● **SUPPLIED ENTRIES**
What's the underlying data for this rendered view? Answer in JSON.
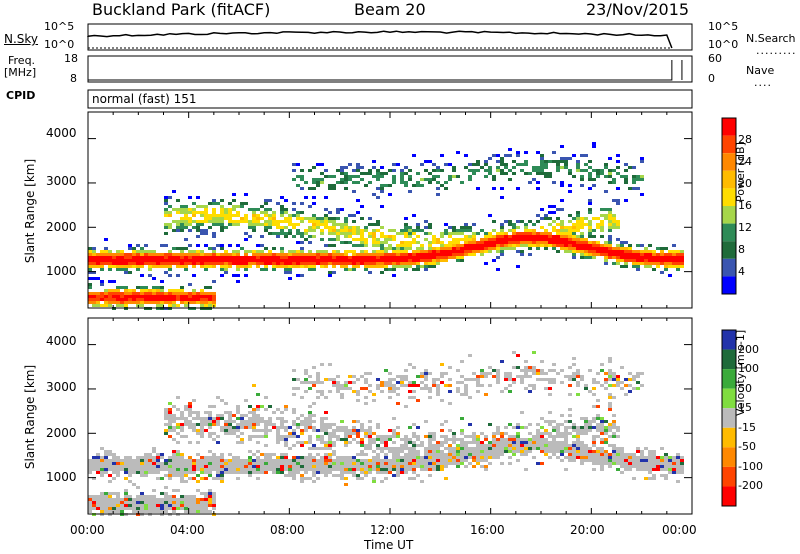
{
  "header": {
    "station": "Buckland Park (fitACF)",
    "beam": "Beam 20",
    "date": "23/Nov/2015"
  },
  "status": {
    "nsky_label": "N.Sky",
    "nsearch_label": "N.Search",
    "noise_ticks": [
      "10^5",
      "10^0"
    ],
    "freq_label_line1": "Freq.",
    "freq_label_line2": "[MHz]",
    "freq_ticks": [
      "18",
      "8"
    ],
    "nave_label": "Nave",
    "nave_ticks": [
      "60",
      "0"
    ],
    "cpid_label": "CPID",
    "cpid_name": "normal (fast) 151"
  },
  "axes": {
    "xlabel": "Time UT",
    "xticks": [
      "00:00",
      "04:00",
      "08:00",
      "12:00",
      "16:00",
      "20:00",
      "00:00"
    ],
    "yticks": [
      "4000",
      "3000",
      "2000",
      "1000"
    ],
    "ylabel": "Slant Range [km]"
  },
  "chart_data": [
    {
      "type": "heatmap",
      "variable": "power",
      "ylabel": "Slant Range [km]",
      "xlabel": "Time UT",
      "x_range_hours": [
        0,
        24
      ],
      "y_range_km": [
        180,
        4600
      ],
      "colorbar": {
        "label": "Power [dB]",
        "ticks": [
          "28",
          "24",
          "20",
          "16",
          "12",
          "8",
          "4"
        ],
        "colors": [
          "#ff0000",
          "#ff4400",
          "#ff8800",
          "#ffbb00",
          "#ffdd00",
          "#a6d64a",
          "#2e8b57",
          "#1f6b3a",
          "#3a55b0",
          "#0000ff"
        ]
      },
      "bands": [
        {
          "t_start": 0,
          "t_end": 23.5,
          "r_start": 1100,
          "r_end": 1700,
          "level": "high"
        },
        {
          "t_start": 0,
          "t_end": 5,
          "r_start": 200,
          "r_end": 700,
          "level": "high"
        },
        {
          "t_start": 3,
          "t_end": 21,
          "r_start": 1600,
          "r_end": 2600,
          "level": "mid"
        },
        {
          "t_start": 8,
          "t_end": 22,
          "r_start": 2600,
          "r_end": 3700,
          "level": "low"
        },
        {
          "t_start": 16,
          "t_end": 20,
          "r_start": 1700,
          "r_end": 2200,
          "level": "high"
        }
      ]
    },
    {
      "type": "heatmap",
      "variable": "velocity",
      "ylabel": "Slant Range [km]",
      "xlabel": "Time UT",
      "x_range_hours": [
        0,
        24
      ],
      "y_range_km": [
        180,
        4600
      ],
      "colorbar": {
        "label": "Velocity [m s-1]",
        "ticks": [
          "200",
          "100",
          "50",
          "15",
          "-15",
          "-50",
          "-100",
          "-200"
        ],
        "colors": [
          "#2233aa",
          "#1f6b3a",
          "#3aaa3a",
          "#80dd40",
          "#bbbbbb",
          "#ffbb00",
          "#ff8800",
          "#ff4400",
          "#ff0000"
        ]
      },
      "ground_scatter_color": "#bbbbbb"
    }
  ]
}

● **AIM OF THE TASK**
Would you mind returning each entry above word for word, skipping the images?

● **ANSWER BELOW**
What's the underlying data for this rendered view? Answer in JSON.
{
  "header": {
    "station": "Buckland Park (fitACF)",
    "beam": "Beam 20",
    "date": "23/Nov/2015"
  },
  "status": {
    "nsky_label": "N.Sky",
    "nsearch_label": "N.Search",
    "noise_ticks": [
      "10^5",
      "10^0"
    ],
    "freq_label_line1": "Freq.",
    "freq_label_line2": "[MHz]",
    "freq_ticks": [
      "18",
      "8"
    ],
    "nave_label": "Nave",
    "nave_ticks": [
      "60",
      "0"
    ],
    "cpid_label": "CPID",
    "cpid_name": "normal (fast) 151"
  },
  "axes": {
    "xlabel": "Time UT",
    "xticks": [
      "00:00",
      "04:00",
      "08:00",
      "12:00",
      "16:00",
      "20:00",
      "00:00"
    ],
    "yticks": [
      "4000",
      "3000",
      "2000",
      "1000"
    ],
    "ylabel": "Slant Range [km]"
  },
  "chart_data": [
    {
      "type": "heatmap",
      "variable": "power",
      "ylabel": "Slant Range [km]",
      "xlabel": "Time UT",
      "x_range_hours": [
        0,
        24
      ],
      "y_range_km": [
        180,
        4600
      ],
      "colorbar": {
        "label": "Power [dB]",
        "ticks": [
          "28",
          "24",
          "20",
          "16",
          "12",
          "8",
          "4"
        ],
        "colors": [
          "#ff0000",
          "#ff4400",
          "#ff8800",
          "#ffbb00",
          "#ffdd00",
          "#a6d64a",
          "#2e8b57",
          "#1f6b3a",
          "#3a55b0",
          "#0000ff"
        ]
      },
      "bands": [
        {
          "t_start": 0,
          "t_end": 23.5,
          "r_start": 1100,
          "r_end": 1700,
          "level": "high"
        },
        {
          "t_start": 0,
          "t_end": 5,
          "r_start": 200,
          "r_end": 700,
          "level": "high"
        },
        {
          "t_start": 3,
          "t_end": 21,
          "r_start": 1600,
          "r_end": 2600,
          "level": "mid"
        },
        {
          "t_start": 8,
          "t_end": 22,
          "r_start": 2600,
          "r_end": 3700,
          "level": "low"
        },
        {
          "t_start": 16,
          "t_end": 20,
          "r_start": 1700,
          "r_end": 2200,
          "level": "high"
        }
      ]
    },
    {
      "type": "heatmap",
      "variable": "velocity",
      "ylabel": "Slant Range [km]",
      "xlabel": "Time UT",
      "x_range_hours": [
        0,
        24
      ],
      "y_range_km": [
        180,
        4600
      ],
      "colorbar": {
        "label": "Velocity [m s-1]",
        "ticks": [
          "200",
          "100",
          "50",
          "15",
          "-15",
          "-50",
          "-100",
          "-200"
        ],
        "colors": [
          "#2233aa",
          "#1f6b3a",
          "#3aaa3a",
          "#80dd40",
          "#bbbbbb",
          "#ffbb00",
          "#ff8800",
          "#ff4400",
          "#ff0000"
        ]
      },
      "ground_scatter_color": "#bbbbbb"
    }
  ]
}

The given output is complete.